(Saved entries)

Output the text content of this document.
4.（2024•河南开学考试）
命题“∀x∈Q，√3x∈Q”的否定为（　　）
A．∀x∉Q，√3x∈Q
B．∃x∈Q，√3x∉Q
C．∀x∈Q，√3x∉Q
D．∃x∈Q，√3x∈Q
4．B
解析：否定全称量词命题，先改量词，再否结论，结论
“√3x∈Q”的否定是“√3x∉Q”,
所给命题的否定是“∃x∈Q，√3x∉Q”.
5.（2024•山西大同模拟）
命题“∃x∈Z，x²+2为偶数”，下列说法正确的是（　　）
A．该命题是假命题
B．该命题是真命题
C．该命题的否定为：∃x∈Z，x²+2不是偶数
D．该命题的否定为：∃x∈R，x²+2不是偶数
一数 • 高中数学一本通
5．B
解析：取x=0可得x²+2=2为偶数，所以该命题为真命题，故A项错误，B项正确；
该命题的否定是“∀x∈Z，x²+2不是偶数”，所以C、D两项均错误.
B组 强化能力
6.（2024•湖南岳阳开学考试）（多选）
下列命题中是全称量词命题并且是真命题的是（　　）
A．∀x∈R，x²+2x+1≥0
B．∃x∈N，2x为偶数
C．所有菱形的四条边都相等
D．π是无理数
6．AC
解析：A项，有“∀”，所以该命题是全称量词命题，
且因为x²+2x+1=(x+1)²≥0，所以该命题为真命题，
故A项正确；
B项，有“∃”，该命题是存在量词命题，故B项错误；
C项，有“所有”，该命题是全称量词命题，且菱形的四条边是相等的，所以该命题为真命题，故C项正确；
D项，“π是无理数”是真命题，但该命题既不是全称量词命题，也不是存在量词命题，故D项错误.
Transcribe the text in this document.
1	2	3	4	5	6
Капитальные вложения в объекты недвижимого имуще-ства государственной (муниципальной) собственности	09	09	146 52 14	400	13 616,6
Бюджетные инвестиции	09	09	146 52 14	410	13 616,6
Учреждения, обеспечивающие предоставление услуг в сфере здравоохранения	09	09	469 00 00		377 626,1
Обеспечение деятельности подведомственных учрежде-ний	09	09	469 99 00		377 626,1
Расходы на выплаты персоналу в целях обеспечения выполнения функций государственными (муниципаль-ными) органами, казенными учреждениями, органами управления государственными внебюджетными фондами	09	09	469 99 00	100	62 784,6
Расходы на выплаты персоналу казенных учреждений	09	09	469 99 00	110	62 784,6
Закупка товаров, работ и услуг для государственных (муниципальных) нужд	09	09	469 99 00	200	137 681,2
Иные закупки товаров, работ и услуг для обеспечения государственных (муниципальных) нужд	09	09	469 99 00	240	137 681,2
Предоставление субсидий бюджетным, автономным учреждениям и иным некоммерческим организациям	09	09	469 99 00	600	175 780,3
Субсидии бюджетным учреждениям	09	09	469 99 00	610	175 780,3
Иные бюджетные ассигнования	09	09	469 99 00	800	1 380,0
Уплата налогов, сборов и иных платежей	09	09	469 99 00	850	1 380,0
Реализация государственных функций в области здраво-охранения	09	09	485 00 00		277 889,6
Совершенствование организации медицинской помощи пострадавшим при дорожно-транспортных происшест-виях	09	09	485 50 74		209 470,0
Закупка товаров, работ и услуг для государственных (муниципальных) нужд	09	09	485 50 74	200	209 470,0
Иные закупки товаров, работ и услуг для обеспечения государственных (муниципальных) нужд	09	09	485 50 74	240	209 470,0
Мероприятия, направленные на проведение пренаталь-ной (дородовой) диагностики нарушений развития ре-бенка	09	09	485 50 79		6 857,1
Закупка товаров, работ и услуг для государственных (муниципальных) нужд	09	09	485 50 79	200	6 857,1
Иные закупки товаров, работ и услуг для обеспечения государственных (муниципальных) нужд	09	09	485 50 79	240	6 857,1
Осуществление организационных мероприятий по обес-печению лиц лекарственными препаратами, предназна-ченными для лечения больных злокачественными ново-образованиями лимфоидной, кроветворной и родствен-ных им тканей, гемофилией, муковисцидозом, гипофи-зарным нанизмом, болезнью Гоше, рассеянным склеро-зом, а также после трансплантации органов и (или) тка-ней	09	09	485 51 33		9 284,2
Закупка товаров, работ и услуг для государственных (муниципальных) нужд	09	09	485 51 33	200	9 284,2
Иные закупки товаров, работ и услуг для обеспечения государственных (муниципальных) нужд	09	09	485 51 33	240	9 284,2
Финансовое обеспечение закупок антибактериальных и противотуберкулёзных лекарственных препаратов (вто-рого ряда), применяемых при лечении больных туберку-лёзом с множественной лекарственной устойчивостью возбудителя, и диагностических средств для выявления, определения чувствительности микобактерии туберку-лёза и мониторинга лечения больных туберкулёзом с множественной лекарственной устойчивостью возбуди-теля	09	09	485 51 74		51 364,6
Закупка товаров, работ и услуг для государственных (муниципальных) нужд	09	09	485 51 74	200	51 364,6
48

Problem statement: Every record above should be copied exactly.

Answer for the task:
Output the text content of this document.
4.（2024•河南开学考试）
命题“∀x∈Q，√3x∈Q”的否定为（　　）
A．∀x∉Q，√3x∈Q
B．∃x∈Q，√3x∉Q
C．∀x∈Q，√3x∉Q
D．∃x∈Q，√3x∈Q
4．B
解析：否定全称量词命题，先改量词，再否结论，结论
“√3x∈Q”的否定是“√3x∉Q”,
所给命题的否定是“∃x∈Q，√3x∉Q”.
5.（2024•山西大同模拟）
命题“∃x∈Z，x²+2为偶数”，下列说法正确的是（　　）
A．该命题是假命题
B．该命题是真命题
C．该命题的否定为：∃x∈Z，x²+2不是偶数
D．该命题的否定为：∃x∈R，x²+2不是偶数
一数 • 高中数学一本通
5．B
解析：取x=0可得x²+2=2为偶数，所以该命题为真命题，故A项错误，B项正确；
该命题的否定是“∀x∈Z，x²+2不是偶数”，所以C、D两项均错误.
B组 强化能力
6.（2024•湖南岳阳开学考试）（多选）
下列命题中是全称量词命题并且是真命题的是（　　）
A．∀x∈R，x²+2x+1≥0
B．∃x∈N，2x为偶数
C．所有菱形的四条边都相等
D．π是无理数
6．AC
解析：A项，有“∀”，所以该命题是全称量词命题，
且因为x²+2x+1=(x+1)²≥0，所以该命题为真命题，
故A项正确；
B项，有“∃”，该命题是存在量词命题，故B项错误；
C项，有“所有”，该命题是全称量词命题，且菱形的四条边是相等的，所以该命题为真命题，故C项正确；
D项，“π是无理数”是真命题，但该命题既不是全称量词命题，也不是存在量词命题，故D项错误.
Transcribe the text in this document.
1	2	3	4	5	6
Капитальные вложения в объекты недвижимого имуще-ства государственной (муниципальной) собственности	09	09	146 52 14	400	13 616,6
Бюджетные инвестиции	09	09	146 52 14	410	13 616,6
Учреждения, обеспечивающие предоставление услуг в сфере здравоохранения	09	09	469 00 00		377 626,1
Обеспечение деятельности подведомственных учрежде-ний	09	09	469 99 00		377 626,1
Расходы на выплаты персоналу в целях обеспечения выполнения функций государственными (муниципаль-ными) органами, казенными учреждениями, органами управления государственными внебюджетными фондами	09	09	469 99 00	100	62 784,6
Расходы на выплаты персоналу казенных учреждений	09	09	469 99 00	110	62 784,6
Закупка товаров, работ и услуг для государственных (муниципальных) нужд	09	09	469 99 00	200	137 681,2
Иные закупки товаров, работ и услуг для обеспечения государственных (муниципальных) нужд	09	09	469 99 00	240	137 681,2
Предоставление субсидий бюджетным, автономным учреждениям и иным некоммерческим организациям	09	09	469 99 00	600	175 780,3
Субсидии бюджетным учреждениям	09	09	469 99 00	610	175 780,3
Иные бюджетные ассигнования	09	09	469 99 00	800	1 380,0
Уплата налогов, сборов и иных платежей	09	09	469 99 00	850	1 380,0
Реализация государственных функций в области здраво-охранения	09	09	485 00 00		277 889,6
Совершенствование организации медицинской помощи пострадавшим при дорожно-транспортных происшест-виях	09	09	485 50 74		209 470,0
Закупка товаров, работ и услуг для государственных (муниципальных) нужд	09	09	485 50 74	200	209 470,0
Иные закупки товаров, работ и услуг для обеспечения государственных (муниципальных) нужд	09	09	485 50 74	240	209 470,0
Мероприятия, направленные на проведение пренаталь-ной (дородовой) диагностики нарушений развития ре-бенка	09	09	485 50 79		6 857,1
Закупка товаров, работ и услуг для государственных (муниципальных) нужд	09	09	485 50 79	200	6 857,1
Иные закупки товаров, работ и услуг для обеспечения государственных (муниципальных) нужд	09	09	485 50 79	240	6 857,1
Осуществление организационных мероприятий по обес-печению лиц лекарственными препаратами, предназна-ченными для лечения больных злокачественными ново-образованиями лимфоидной, кроветворной и родствен-ных им тканей, гемофилией, муковисцидозом, гипофи-зарным нанизмом, болезнью Гоше, рассеянным склеро-зом, а также после трансплантации органов и (или) тка-ней	09	09	485 51 33		9 284,2
Закупка товаров, работ и услуг для государственных (муниципальных) нужд	09	09	485 51 33	200	9 284,2
Иные закупки товаров, работ и услуг для обеспечения государственных (муниципальных) нужд	09	09	485 51 33	240	9 284,2
Финансовое обеспечение закупок антибактериальных и противотуберкулёзных лекарственных препаратов (вто-рого ряда), применяемых при лечении больных туберку-лёзом с множественной лекарственной устойчивостью возбудителя, и диагностических средств для выявления, определения чувствительности микобактерии туберку-лёза и мониторинга лечения больных туберкулёзом с множественной лекарственной устойчивостью возбуди-теля	09	09	485 51 74		51 364,6
Закупка товаров, работ и услуг для государственных (муниципальных) нужд	09	09	485 51 74	200	51 364,6
48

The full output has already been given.